§ **JOB**:
Return the whole listing, line for line, without the pictures in it.

....

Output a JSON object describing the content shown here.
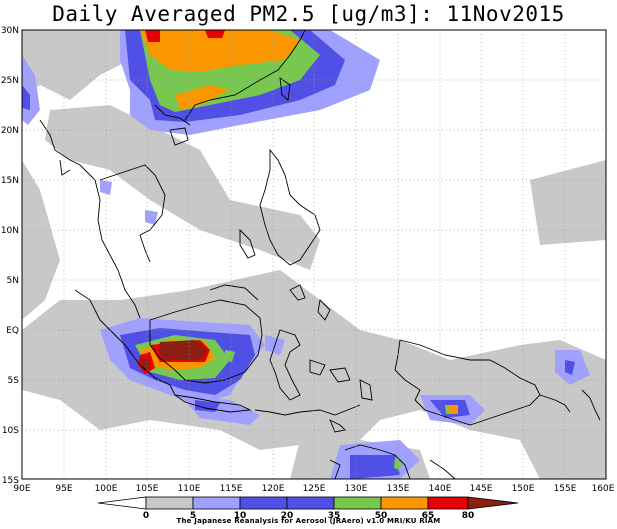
{
  "title": "Daily Averaged PM2.5 [ug/m3]: 11Nov2015",
  "lat_labels": [
    "30N",
    "25N",
    "20N",
    "15N",
    "10N",
    "5N",
    "EQ",
    "5S",
    "10S",
    "15S"
  ],
  "lon_labels": [
    "90E",
    "95E",
    "100E",
    "105E",
    "110E",
    "115E",
    "120E",
    "125E",
    "130E",
    "135E",
    "140E",
    "145E",
    "150E",
    "155E",
    "160E"
  ],
  "colorbar": {
    "ticks": [
      "0",
      "5",
      "10",
      "20",
      "35",
      "50",
      "65",
      "80"
    ],
    "colors": [
      "#ffffff",
      "#c8c8c8",
      "#a0a0ff",
      "#5050e6",
      "#78c850",
      "#fa9600",
      "#e60000",
      "#8c1e14"
    ]
  },
  "credit": "The Japanese Reanalysis for Aerosol (JRAero) v1.0  MRI/KU  RIAM"
}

....

§ **ANSWER TO THE TASK**:
Output a JSON object describing the content shown here.
{
  "title": "Daily Averaged PM2.5 [ug/m3]: 11Nov2015",
  "lat_labels": [
    "30N",
    "25N",
    "20N",
    "15N",
    "10N",
    "5N",
    "EQ",
    "5S",
    "10S",
    "15S"
  ],
  "lon_labels": [
    "90E",
    "95E",
    "100E",
    "105E",
    "110E",
    "115E",
    "120E",
    "125E",
    "130E",
    "135E",
    "140E",
    "145E",
    "150E",
    "155E",
    "160E"
  ],
  "colorbar": {
    "ticks": [
      "0",
      "5",
      "10",
      "20",
      "35",
      "50",
      "65",
      "80"
    ],
    "colors": [
      "#ffffff",
      "#c8c8c8",
      "#a0a0ff",
      "#5050e6",
      "#78c850",
      "#fa9600",
      "#e60000",
      "#8c1e14"
    ]
  },
  "credit": "The Japanese Reanalysis for Aerosol (JRAero) v1.0  MRI/KU  RIAM"
}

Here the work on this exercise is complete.